### [DATASET EXTRACT]
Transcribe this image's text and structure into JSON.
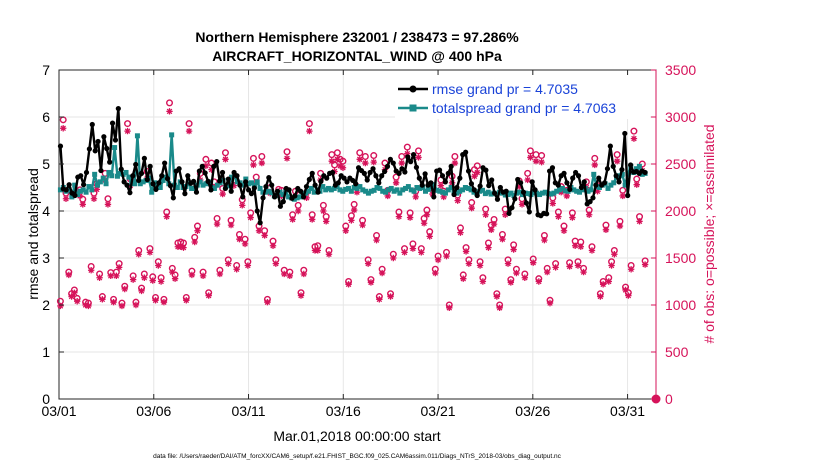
{
  "chart_data": {
    "type": "line",
    "title_line1": "Northern Hemisphere 232001 / 238473 = 97.286%",
    "title_line2": "AIRCRAFT_HORIZONTAL_WIND @ 400 hPa",
    "xlabel": "Mar.01,2018 00:00:00 start",
    "ylabel_left": "rmse and totalspread",
    "ylabel_right": "# of obs: o=possible; ×=assimilated",
    "footnote": "data file: /Users/raeder/DAI/ATM_forcXX/CAM6_setup/f.e21.FHIST_BGC.f09_025.CAM6assim.011/Diags_NTrS_2018-03/obs_diag_output.nc",
    "xlim": [
      0,
      31.5
    ],
    "ylim_left": [
      0,
      7
    ],
    "ylim_right": [
      0,
      3500
    ],
    "x_ticks": [
      {
        "value": 0,
        "label": "03/01"
      },
      {
        "value": 5,
        "label": "03/06"
      },
      {
        "value": 10,
        "label": "03/11"
      },
      {
        "value": 15,
        "label": "03/16"
      },
      {
        "value": 20,
        "label": "03/21"
      },
      {
        "value": 25,
        "label": "03/26"
      },
      {
        "value": 30,
        "label": "03/31"
      }
    ],
    "y_left_ticks": [
      "0",
      "1",
      "2",
      "3",
      "4",
      "5",
      "6",
      "7"
    ],
    "y_right_ticks": [
      "0",
      "500",
      "1000",
      "1500",
      "2000",
      "2500",
      "3000",
      "3500"
    ],
    "colors": {
      "rmse": "#000000",
      "spread": "#1a8a8a",
      "obs": "#d6135a",
      "legend_text": "#1a43d8",
      "right_axis": "#d6135a"
    },
    "series": [
      {
        "name": "rmse grand pr = 4.7035",
        "key": "rmse",
        "values": [
          5.38,
          4.47,
          4.45,
          4.56,
          4.38,
          4.33,
          4.72,
          4.75,
          4.56,
          4.82,
          5.32,
          5.84,
          5.28,
          5.48,
          4.86,
          5.58,
          5.33,
          5.04,
          5.87,
          5.51,
          6.18,
          4.89,
          4.62,
          4.55,
          4.39,
          4.75,
          4.99,
          4.65,
          4.8,
          5.12,
          4.67,
          4.95,
          4.58,
          4.46,
          4.6,
          4.75,
          5.02,
          4.69,
          4.54,
          4.28,
          4.85,
          4.9,
          4.62,
          4.37,
          4.75,
          4.59,
          4.63,
          4.4,
          4.85,
          4.95,
          4.81,
          4.63,
          4.45,
          4.95,
          5.05,
          4.64,
          4.82,
          4.48,
          4.68,
          4.42,
          4.82,
          4.75,
          4.55,
          4.3,
          4.62,
          4.45,
          4.37,
          4.49,
          4.0,
          3.75,
          4.28,
          4.52,
          4.71,
          4.55,
          4.3,
          4.42,
          4.1,
          4.2,
          4.48,
          4.45,
          4.27,
          4.32,
          4.48,
          4.42,
          4.3,
          4.52,
          4.67,
          4.8,
          4.55,
          4.4,
          4.63,
          4.75,
          4.7,
          4.8,
          4.82,
          4.55,
          4.6,
          4.75,
          4.7,
          4.62,
          4.7,
          4.65,
          4.58,
          4.92,
          4.86,
          4.8,
          4.66,
          4.82,
          4.9,
          4.75,
          4.6,
          4.75,
          4.84,
          4.95,
          5.1,
          5.02,
          4.85,
          4.8,
          4.9,
          4.83,
          5.15,
          5.05,
          5.2,
          4.93,
          4.7,
          4.55,
          4.79,
          4.55,
          4.6,
          4.3,
          4.85,
          4.87,
          4.75,
          4.62,
          4.8,
          4.95,
          4.35,
          4.5,
          4.7,
          5.2,
          5.25,
          4.85,
          4.58,
          4.45,
          4.33,
          4.53,
          4.92,
          4.87,
          4.54,
          4.66,
          4.38,
          4.25,
          4.5,
          4.4,
          4.42,
          3.95,
          4.07,
          4.26,
          4.67,
          4.6,
          4.4,
          4.17,
          3.98,
          4.62,
          4.45,
          3.92,
          3.9,
          3.95,
          3.94,
          4.85,
          4.92,
          4.6,
          4.55,
          4.75,
          4.8,
          4.6,
          4.46,
          4.7,
          4.82,
          4.75,
          4.5,
          4.62,
          4.15,
          4.2,
          4.28,
          4.55,
          4.7,
          4.55,
          4.6,
          4.9,
          5.38,
          4.95,
          4.75,
          4.62,
          4.88,
          5.65,
          4.33,
          4.98,
          4.83,
          4.84,
          4.8,
          4.85,
          4.82
        ]
      },
      {
        "name": "totalspread grand pr = 4.7063",
        "key": "spread",
        "values": [
          4.45,
          4.5,
          4.42,
          4.46,
          4.3,
          4.55,
          4.35,
          4.42,
          4.45,
          4.4,
          4.52,
          4.45,
          4.78,
          4.55,
          4.62,
          4.7,
          4.58,
          4.82,
          4.75,
          5.35,
          4.74,
          4.8,
          4.78,
          4.82,
          4.72,
          4.6,
          4.58,
          5.6,
          4.58,
          4.62,
          4.65,
          4.7,
          4.4,
          4.6,
          4.58,
          4.5,
          4.65,
          4.72,
          4.58,
          5.62,
          4.55,
          4.5,
          4.62,
          4.5,
          4.52,
          4.58,
          4.48,
          4.48,
          4.55,
          4.62,
          4.55,
          4.58,
          4.62,
          4.5,
          4.48,
          4.55,
          4.6,
          4.65,
          4.52,
          4.54,
          4.72,
          4.75,
          4.62,
          4.6,
          4.55,
          4.68,
          4.58,
          4.6,
          4.55,
          4.62,
          4.48,
          4.4,
          4.4,
          4.42,
          4.39,
          4.32,
          4.33,
          4.4,
          4.35,
          4.42,
          4.3,
          4.28,
          4.25,
          4.28,
          4.3,
          4.35,
          4.38,
          4.42,
          4.48,
          4.4,
          4.45,
          4.42,
          4.52,
          4.45,
          4.48,
          4.45,
          4.48,
          4.52,
          4.45,
          4.42,
          4.46,
          4.48,
          4.42,
          4.5,
          4.48,
          4.52,
          4.45,
          4.42,
          4.38,
          4.42,
          4.44,
          4.5,
          4.48,
          4.42,
          4.4,
          4.45,
          4.48,
          4.42,
          4.45,
          4.38,
          4.45,
          4.48,
          4.52,
          4.45,
          4.42,
          4.5,
          4.48,
          4.5,
          4.42,
          4.46,
          4.52,
          4.56,
          4.44,
          4.42,
          4.4,
          4.38,
          4.45,
          4.5,
          4.4,
          4.38,
          4.42,
          4.45,
          4.5,
          4.48,
          4.45,
          4.4,
          4.38,
          4.42,
          4.44,
          4.37,
          4.4,
          4.36,
          4.38,
          4.36,
          4.4,
          4.38,
          4.34,
          4.35,
          4.38,
          4.33,
          4.38,
          4.4,
          4.35,
          4.38,
          4.37,
          4.35,
          4.39,
          4.38,
          4.35,
          4.38,
          4.4,
          4.37,
          4.36,
          4.38,
          4.42,
          4.45,
          4.48,
          4.43,
          4.42,
          4.5,
          4.45,
          4.42,
          4.4,
          4.45,
          4.48,
          4.42,
          4.45,
          4.78,
          4.52,
          4.5,
          4.55,
          4.58,
          4.48,
          4.55,
          4.6,
          4.72,
          4.75,
          4.78,
          4.55,
          4.8,
          4.95,
          4.82,
          4.9,
          4.95,
          4.78,
          4.8
        ]
      },
      {
        "name": "possible",
        "key": "possible",
        "axis": "right",
        "values": [
          1040,
          2970,
          2190,
          1350,
          1120,
          1160,
          1070,
          2225,
          2125,
          1030,
          1020,
          1410,
          2190,
          2290,
          1330,
          1090,
          2400,
          2130,
          1345,
          1060,
          1350,
          1440,
          1020,
          1200,
          2930,
          2340,
          1310,
          1030,
          1580,
          1180,
          1330,
          2420,
          1600,
          1300,
          1080,
          1460,
          1290,
          1060,
          1990,
          3150,
          1390,
          1320,
          1660,
          1670,
          1660,
          1080,
          2930,
          1360,
          1720,
          1840,
          2400,
          1350,
          2550,
          1130,
          2510,
          2310,
          1920,
          1370,
          2240,
          2620,
          1480,
          1900,
          2330,
          1420,
          1750,
          2120,
          1700,
          1460,
          1980,
          2560,
          2360,
          1840,
          2580,
          1790,
          1060,
          2250,
          1680,
          1480,
          2230,
          2220,
          1370,
          2630,
          1350,
          1960,
          2210,
          2060,
          1130,
          1370,
          2200,
          2930,
          1960,
          1620,
          1630,
          2400,
          2060,
          1940,
          1580,
          2600,
          2490,
          2620,
          2550,
          2530,
          1840,
          1250,
          1950,
          2070,
          2260,
          2620,
          1900,
          2580,
          1480,
          1270,
          2590,
          1740,
          1090,
          1380,
          2510,
          2220,
          1120,
          1540,
          2360,
          1990,
          2580,
          1600,
          2680,
          1980,
          1650,
          2210,
          2640,
          1600,
          1920,
          2010,
          1780,
          2240,
          1380,
          1520,
          2330,
          2210,
          1560,
          1000,
          2370,
          2580,
          2170,
          1820,
          1320,
          1610,
          1480,
          2090,
          2440,
          2480,
          1460,
          1290,
          2020,
          1660,
          1850,
          1910,
          1120,
          1000,
          1750,
          2020,
          1480,
          1270,
          1640,
          1380,
          2320,
          2130,
          1330,
          2400,
          2640,
          1490,
          2600,
          1280,
          2590,
          1740,
          1390,
          1050,
          2140,
          1440,
          1990,
          2260,
          1840,
          2220,
          1450,
          1980,
          1680,
          1460,
          1670,
          1390,
          2310,
          2010,
          1620,
          2560,
          2270,
          1120,
          1250,
          1850,
          1290,
          1460,
          1580,
          2600,
          1890,
          2220,
          1190,
          1130,
          1420,
          2850,
          2340,
          1940,
          2500,
          1470
        ]
      },
      {
        "name": "assimilated",
        "key": "assimilated",
        "axis": "right",
        "values": [
          990,
          2880,
          2130,
          1320,
          1090,
          1130,
          1040,
          2160,
          2070,
          1000,
          990,
          1370,
          2130,
          2230,
          1290,
          1060,
          2330,
          2070,
          1310,
          1030,
          1310,
          1400,
          990,
          1170,
          2850,
          2270,
          1270,
          1000,
          1540,
          1150,
          1290,
          2350,
          1560,
          1260,
          1050,
          1420,
          1250,
          1030,
          1940,
          3060,
          1350,
          1280,
          1620,
          1620,
          1610,
          1050,
          2850,
          1320,
          1670,
          1790,
          2330,
          1310,
          2480,
          1100,
          2440,
          2250,
          1860,
          1330,
          2180,
          2550,
          1440,
          1850,
          2270,
          1380,
          1700,
          2060,
          1650,
          1420,
          1930,
          2490,
          2300,
          1790,
          2510,
          1740,
          1030,
          2190,
          1630,
          1440,
          2170,
          2160,
          1330,
          2560,
          1310,
          1910,
          2150,
          2000,
          1100,
          1330,
          2140,
          2850,
          1910,
          1580,
          1580,
          2330,
          2000,
          1890,
          1540,
          2530,
          2420,
          2550,
          2480,
          2460,
          1790,
          1220,
          1900,
          2010,
          2200,
          2550,
          1850,
          2510,
          1440,
          1240,
          2520,
          1690,
          1060,
          1340,
          2440,
          2160,
          1090,
          1500,
          2300,
          1940,
          2510,
          1560,
          2610,
          1930,
          1600,
          2150,
          2570,
          1560,
          1870,
          1960,
          1730,
          2180,
          1340,
          1480,
          2270,
          2150,
          1520,
          970,
          2300,
          2510,
          2110,
          1770,
          1280,
          1570,
          1440,
          2030,
          2370,
          2410,
          1420,
          1250,
          1960,
          1610,
          1800,
          1860,
          1090,
          970,
          1700,
          1960,
          1440,
          1240,
          1590,
          1340,
          2260,
          2070,
          1290,
          2330,
          2570,
          1450,
          2530,
          1250,
          2520,
          1690,
          1350,
          1020,
          2080,
          1400,
          1940,
          2200,
          1790,
          2160,
          1410,
          1930,
          1630,
          1420,
          1620,
          1350,
          2250,
          1960,
          1580,
          2490,
          2210,
          1090,
          1220,
          1800,
          1250,
          1420,
          1540,
          2530,
          1840,
          2160,
          1160,
          1100,
          1380,
          2770,
          2280,
          1890,
          2430,
          1430
        ]
      }
    ],
    "endpoint_obs": {
      "x": 31.5,
      "possible": 0,
      "assimilated": 0
    }
  }
}
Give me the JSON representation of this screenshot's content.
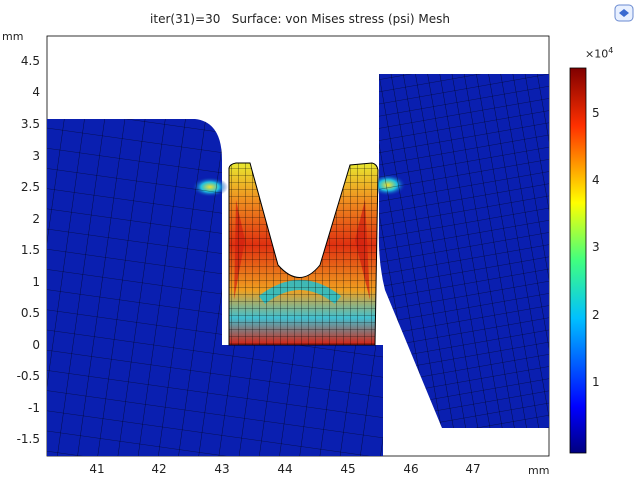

### [GIVEN INSTRUCTION]
Go through the records and gather the lines that hold "totalspread".

### [TASK RESPONSE]
    "ylabel_left": "rmse and totalspread",
        "name": "totalspread grand pr = 4.7063",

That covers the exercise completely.